Problem to work on:
Across the data below, how many lines hold "high"? Answer with that number and nothing else.
-- Begin --
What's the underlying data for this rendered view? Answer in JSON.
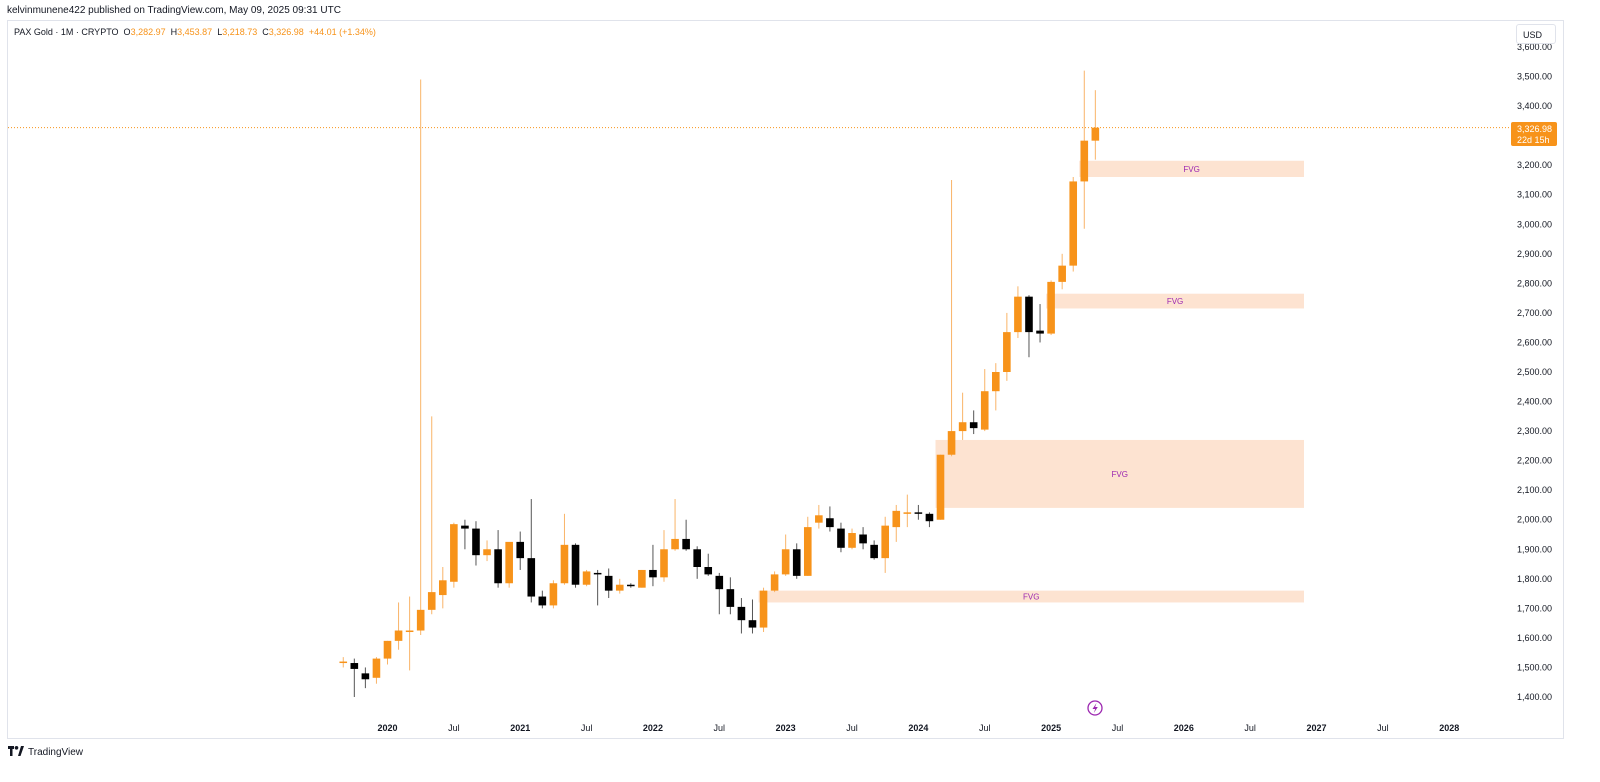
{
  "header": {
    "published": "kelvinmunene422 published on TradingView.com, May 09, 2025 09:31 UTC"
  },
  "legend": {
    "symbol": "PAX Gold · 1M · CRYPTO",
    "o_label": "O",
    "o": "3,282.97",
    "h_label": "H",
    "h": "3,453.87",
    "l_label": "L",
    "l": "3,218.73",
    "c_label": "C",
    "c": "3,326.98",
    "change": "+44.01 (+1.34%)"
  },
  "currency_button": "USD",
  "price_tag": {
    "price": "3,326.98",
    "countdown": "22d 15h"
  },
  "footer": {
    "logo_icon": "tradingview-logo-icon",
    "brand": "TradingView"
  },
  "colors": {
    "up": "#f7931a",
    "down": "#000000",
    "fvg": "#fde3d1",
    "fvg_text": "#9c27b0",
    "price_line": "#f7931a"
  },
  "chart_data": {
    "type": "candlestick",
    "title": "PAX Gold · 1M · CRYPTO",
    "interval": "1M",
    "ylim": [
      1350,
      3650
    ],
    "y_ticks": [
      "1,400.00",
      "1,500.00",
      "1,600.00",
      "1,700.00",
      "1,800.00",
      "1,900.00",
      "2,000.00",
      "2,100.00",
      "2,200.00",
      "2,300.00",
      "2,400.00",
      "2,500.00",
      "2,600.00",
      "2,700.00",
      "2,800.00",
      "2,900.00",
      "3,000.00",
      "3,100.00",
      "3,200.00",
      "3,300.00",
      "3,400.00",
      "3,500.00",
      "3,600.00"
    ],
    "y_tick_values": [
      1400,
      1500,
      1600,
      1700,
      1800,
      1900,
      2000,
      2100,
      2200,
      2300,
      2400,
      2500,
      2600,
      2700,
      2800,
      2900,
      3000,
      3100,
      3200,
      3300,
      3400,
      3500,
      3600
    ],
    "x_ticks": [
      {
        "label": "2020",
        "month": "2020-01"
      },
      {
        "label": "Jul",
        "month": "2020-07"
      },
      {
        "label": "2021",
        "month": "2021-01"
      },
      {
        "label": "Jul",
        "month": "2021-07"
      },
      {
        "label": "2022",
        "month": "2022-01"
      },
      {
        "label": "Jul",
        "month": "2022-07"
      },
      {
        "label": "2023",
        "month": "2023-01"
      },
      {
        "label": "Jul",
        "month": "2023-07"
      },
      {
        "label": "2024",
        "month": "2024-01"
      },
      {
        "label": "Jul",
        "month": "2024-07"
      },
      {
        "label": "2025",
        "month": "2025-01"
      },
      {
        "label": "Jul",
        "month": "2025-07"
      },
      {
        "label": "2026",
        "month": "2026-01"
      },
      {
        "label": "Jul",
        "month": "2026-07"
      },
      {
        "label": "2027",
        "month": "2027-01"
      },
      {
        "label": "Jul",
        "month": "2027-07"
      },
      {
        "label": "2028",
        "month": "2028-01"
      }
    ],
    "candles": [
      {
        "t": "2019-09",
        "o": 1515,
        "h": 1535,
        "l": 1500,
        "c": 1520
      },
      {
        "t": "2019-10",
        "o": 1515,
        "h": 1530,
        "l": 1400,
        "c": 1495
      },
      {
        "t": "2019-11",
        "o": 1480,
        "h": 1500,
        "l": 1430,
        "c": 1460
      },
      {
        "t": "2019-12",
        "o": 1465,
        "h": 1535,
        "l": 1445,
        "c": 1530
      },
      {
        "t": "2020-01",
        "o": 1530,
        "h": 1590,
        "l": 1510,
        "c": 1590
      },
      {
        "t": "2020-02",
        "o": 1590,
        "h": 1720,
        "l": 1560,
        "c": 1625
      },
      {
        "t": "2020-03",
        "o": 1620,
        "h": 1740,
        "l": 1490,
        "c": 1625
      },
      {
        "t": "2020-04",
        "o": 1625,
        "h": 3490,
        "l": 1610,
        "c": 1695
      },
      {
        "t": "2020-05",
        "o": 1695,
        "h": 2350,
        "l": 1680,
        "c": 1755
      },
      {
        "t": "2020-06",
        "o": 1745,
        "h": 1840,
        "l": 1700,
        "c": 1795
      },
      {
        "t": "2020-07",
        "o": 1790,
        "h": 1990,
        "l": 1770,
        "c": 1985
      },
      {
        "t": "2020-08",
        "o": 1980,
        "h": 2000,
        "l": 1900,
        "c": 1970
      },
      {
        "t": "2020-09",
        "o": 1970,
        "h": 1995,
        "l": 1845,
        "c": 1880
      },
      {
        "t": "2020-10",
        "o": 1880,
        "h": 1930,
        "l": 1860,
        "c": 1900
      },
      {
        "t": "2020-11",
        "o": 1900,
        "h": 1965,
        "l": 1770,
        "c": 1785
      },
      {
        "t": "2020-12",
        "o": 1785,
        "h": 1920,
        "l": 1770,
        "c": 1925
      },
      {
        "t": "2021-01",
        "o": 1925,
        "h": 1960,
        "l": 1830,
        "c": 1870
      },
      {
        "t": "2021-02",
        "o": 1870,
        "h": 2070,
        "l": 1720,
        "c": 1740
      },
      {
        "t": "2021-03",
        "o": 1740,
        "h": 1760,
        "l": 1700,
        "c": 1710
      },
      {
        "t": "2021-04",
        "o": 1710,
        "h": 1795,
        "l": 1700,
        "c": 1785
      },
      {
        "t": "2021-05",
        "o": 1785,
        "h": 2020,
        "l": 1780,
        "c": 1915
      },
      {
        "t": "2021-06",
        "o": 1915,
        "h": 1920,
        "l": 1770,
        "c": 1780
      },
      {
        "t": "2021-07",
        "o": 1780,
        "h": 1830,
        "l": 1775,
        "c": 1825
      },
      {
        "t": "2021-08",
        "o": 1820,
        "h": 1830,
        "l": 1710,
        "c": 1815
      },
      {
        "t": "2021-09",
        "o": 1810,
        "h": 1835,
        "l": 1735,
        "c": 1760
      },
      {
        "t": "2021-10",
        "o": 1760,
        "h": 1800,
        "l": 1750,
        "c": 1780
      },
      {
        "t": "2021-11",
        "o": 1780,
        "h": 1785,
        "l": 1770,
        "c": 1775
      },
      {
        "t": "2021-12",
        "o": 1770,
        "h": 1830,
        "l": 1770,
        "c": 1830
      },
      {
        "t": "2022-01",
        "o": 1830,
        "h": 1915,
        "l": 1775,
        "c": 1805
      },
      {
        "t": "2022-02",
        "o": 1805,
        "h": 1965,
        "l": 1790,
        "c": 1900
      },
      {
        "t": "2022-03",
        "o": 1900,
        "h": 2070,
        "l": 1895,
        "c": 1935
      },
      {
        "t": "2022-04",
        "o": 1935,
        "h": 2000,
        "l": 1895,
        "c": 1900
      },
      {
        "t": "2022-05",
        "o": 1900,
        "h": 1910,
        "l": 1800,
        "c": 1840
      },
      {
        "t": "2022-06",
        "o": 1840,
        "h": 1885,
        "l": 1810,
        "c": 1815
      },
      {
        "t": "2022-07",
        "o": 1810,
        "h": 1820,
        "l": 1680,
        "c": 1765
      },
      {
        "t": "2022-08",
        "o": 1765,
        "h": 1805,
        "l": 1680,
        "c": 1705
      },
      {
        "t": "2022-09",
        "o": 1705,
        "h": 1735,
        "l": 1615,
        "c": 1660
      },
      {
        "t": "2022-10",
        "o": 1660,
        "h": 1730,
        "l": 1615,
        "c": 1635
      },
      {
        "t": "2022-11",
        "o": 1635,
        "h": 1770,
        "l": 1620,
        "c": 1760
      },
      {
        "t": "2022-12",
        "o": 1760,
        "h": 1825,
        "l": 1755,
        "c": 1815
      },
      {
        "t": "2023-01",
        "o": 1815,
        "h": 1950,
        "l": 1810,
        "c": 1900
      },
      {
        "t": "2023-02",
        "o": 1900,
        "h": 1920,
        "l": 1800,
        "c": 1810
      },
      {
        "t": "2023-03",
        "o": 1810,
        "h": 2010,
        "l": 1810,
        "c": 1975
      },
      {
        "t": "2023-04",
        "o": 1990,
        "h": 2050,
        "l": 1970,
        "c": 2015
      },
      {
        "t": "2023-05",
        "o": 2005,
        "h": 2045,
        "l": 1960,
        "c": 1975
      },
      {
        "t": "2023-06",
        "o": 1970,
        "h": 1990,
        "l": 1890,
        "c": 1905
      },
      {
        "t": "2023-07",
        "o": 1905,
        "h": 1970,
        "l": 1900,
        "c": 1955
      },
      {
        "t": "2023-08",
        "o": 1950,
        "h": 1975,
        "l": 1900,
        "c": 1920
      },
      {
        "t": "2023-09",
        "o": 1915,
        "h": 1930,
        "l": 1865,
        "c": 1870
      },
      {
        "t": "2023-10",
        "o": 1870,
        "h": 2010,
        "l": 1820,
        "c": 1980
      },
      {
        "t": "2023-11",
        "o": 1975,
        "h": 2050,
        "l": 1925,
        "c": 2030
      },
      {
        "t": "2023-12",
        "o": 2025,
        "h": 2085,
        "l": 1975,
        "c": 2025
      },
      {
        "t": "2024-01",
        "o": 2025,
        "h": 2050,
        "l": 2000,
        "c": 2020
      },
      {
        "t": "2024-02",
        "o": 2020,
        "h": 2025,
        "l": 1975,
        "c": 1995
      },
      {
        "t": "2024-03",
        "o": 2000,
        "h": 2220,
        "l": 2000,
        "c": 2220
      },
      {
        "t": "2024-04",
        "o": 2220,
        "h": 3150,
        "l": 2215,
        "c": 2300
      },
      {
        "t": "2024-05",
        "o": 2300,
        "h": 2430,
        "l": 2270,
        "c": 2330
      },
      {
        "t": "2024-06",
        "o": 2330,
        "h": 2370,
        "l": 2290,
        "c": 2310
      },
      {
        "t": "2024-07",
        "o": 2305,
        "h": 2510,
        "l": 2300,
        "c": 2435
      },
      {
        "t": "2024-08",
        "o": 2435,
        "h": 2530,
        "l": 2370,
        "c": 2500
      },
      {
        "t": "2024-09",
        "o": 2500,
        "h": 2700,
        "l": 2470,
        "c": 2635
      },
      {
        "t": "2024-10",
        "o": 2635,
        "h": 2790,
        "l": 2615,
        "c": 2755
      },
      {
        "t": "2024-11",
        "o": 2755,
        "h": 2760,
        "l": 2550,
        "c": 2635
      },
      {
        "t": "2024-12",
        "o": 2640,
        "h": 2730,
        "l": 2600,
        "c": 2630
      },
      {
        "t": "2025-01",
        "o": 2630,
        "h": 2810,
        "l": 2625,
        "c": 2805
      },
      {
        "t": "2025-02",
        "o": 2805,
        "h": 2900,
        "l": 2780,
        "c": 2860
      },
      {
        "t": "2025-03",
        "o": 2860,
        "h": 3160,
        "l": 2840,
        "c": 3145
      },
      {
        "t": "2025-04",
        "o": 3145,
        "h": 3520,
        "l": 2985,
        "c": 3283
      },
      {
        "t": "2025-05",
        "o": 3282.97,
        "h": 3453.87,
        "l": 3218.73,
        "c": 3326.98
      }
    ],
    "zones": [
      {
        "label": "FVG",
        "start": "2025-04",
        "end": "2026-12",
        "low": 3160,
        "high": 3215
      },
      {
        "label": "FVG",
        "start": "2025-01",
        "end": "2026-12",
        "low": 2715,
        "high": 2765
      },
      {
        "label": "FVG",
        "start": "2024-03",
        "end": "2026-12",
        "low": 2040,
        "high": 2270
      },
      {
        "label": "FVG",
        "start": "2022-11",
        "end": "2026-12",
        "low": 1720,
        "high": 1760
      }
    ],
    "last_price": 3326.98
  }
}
-- End --
Full solution:
4